- [WHAT THIS TASK INVOLVES]
Extract the lines that hold the string "date".

Stored data:
━━━━━━━━━━━━━━━━━━━━━━━━━━━━━━
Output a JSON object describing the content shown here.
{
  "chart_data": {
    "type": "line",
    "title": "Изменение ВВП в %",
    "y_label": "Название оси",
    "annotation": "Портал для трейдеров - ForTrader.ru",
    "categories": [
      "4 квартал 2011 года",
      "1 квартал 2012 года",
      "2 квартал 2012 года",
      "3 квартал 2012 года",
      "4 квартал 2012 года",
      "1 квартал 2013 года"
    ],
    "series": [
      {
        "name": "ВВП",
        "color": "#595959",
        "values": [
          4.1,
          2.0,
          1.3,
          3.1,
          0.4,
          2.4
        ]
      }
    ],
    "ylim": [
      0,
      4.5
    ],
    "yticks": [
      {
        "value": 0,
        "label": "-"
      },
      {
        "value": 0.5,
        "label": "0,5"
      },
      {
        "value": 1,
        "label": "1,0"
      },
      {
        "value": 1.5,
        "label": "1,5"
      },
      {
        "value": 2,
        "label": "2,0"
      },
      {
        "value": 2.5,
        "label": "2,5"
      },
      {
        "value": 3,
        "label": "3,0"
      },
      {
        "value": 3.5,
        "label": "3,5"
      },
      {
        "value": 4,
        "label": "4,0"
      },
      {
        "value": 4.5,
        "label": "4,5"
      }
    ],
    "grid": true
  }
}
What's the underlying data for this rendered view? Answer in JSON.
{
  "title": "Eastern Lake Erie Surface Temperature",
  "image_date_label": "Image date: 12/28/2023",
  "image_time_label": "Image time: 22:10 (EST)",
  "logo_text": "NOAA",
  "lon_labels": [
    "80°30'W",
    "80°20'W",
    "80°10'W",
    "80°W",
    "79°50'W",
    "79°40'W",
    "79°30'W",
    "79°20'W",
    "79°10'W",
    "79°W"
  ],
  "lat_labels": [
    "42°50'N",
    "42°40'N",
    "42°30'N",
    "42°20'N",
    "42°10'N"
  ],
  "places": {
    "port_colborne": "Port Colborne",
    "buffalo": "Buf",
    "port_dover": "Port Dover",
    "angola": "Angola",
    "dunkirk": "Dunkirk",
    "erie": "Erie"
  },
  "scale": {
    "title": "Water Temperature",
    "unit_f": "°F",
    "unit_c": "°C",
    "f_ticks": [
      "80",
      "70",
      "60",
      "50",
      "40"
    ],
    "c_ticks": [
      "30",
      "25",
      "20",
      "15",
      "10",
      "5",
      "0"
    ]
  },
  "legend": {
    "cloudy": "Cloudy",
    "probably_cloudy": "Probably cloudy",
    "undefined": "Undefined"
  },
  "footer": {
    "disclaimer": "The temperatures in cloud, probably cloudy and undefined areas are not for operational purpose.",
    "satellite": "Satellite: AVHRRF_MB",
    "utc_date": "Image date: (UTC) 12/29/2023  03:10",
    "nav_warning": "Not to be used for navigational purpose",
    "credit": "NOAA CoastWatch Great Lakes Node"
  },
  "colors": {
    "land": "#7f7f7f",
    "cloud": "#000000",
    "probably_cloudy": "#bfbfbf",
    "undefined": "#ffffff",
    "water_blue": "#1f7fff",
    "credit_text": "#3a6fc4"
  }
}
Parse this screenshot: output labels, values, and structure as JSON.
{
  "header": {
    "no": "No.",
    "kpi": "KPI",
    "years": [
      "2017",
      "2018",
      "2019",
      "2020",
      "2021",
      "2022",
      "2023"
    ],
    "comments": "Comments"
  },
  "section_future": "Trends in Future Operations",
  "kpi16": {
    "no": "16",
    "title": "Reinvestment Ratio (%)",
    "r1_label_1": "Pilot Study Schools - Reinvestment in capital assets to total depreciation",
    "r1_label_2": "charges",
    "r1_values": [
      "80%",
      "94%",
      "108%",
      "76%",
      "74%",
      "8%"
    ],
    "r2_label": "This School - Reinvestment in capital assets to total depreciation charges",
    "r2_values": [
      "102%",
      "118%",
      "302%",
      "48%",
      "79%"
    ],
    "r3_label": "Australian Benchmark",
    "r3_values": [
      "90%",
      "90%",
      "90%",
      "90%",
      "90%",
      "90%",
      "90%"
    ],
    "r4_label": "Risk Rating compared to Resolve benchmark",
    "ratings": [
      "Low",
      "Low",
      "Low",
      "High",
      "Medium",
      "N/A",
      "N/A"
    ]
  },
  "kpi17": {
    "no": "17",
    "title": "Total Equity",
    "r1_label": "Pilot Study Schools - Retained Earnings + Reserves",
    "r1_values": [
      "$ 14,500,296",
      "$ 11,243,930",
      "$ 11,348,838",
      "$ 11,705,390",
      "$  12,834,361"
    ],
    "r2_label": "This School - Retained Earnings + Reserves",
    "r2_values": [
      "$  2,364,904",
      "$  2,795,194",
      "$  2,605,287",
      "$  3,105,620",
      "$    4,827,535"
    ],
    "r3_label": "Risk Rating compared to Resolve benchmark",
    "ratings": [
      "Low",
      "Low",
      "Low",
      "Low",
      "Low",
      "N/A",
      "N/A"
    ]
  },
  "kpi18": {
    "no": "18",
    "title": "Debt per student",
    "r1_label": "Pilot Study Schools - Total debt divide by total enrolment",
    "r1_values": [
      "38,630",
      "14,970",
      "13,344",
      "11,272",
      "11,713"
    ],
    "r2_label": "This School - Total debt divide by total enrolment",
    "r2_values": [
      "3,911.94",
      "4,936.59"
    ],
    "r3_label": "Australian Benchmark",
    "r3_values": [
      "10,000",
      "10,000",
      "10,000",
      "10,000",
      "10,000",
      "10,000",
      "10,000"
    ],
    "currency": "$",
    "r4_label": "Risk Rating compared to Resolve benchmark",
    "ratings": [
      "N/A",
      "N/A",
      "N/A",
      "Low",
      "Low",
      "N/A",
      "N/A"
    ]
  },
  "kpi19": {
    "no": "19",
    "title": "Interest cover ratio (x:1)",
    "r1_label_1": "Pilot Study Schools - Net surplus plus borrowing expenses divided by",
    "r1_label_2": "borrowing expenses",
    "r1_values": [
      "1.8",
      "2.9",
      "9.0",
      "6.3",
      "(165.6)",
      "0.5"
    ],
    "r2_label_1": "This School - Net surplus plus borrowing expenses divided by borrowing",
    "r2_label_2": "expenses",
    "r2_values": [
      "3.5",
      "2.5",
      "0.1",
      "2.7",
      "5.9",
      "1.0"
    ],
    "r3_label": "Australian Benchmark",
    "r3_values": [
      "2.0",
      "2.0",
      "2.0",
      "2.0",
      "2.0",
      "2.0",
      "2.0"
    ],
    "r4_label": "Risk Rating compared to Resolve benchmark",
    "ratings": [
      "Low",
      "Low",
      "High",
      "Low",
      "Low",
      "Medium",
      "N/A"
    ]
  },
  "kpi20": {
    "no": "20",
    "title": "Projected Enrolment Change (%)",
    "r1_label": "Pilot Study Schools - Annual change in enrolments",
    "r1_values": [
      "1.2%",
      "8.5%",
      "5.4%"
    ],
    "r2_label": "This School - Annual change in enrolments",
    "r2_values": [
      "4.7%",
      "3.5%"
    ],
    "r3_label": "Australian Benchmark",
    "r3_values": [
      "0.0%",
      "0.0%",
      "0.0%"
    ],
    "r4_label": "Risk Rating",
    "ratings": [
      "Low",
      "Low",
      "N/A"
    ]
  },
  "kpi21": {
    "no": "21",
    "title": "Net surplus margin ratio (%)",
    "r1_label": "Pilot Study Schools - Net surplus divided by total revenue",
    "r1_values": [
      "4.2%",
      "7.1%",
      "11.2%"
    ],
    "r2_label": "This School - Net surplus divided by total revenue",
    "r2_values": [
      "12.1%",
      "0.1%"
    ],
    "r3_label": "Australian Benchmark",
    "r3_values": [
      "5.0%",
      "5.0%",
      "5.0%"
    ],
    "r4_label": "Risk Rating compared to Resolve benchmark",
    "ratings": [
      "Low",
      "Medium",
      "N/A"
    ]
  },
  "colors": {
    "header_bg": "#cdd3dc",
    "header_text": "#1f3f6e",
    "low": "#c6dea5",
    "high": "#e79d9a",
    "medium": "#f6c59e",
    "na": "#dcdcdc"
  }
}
━━━━━━━━━━━━━━━━━━━━━━━━━━━━━━
- [CORRECT OUTPUT]
  "image_date_label": "Image date: 12/28/2023",
    "utc_date": "Image date: (UTC) 12/29/2023  03:10",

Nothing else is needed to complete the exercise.